--- BEGIN Provided information ---
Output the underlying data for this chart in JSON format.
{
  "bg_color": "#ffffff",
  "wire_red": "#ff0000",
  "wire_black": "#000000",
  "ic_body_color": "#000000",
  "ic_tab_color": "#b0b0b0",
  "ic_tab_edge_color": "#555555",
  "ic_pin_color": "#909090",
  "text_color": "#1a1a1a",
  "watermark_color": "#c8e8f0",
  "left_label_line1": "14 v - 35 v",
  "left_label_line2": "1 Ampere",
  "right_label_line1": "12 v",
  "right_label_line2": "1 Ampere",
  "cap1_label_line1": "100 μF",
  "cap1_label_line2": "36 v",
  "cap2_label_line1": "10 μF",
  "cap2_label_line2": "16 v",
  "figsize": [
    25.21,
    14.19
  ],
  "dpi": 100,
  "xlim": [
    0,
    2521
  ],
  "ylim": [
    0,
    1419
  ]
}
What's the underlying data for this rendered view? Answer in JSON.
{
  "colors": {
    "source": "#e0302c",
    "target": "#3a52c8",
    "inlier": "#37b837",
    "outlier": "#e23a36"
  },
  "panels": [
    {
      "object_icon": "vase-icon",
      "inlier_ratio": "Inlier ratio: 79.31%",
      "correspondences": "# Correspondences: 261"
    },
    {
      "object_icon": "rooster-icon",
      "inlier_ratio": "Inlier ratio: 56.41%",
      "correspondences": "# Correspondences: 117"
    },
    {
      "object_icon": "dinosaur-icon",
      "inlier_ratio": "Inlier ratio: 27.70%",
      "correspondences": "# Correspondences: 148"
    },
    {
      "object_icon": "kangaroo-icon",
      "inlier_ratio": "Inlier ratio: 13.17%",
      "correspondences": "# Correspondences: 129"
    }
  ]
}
--- END Provided information ---
Exercise brief →
In the records above, how many lines contain the word "correspondences"? Give the number alone.

Solution for this problem →
4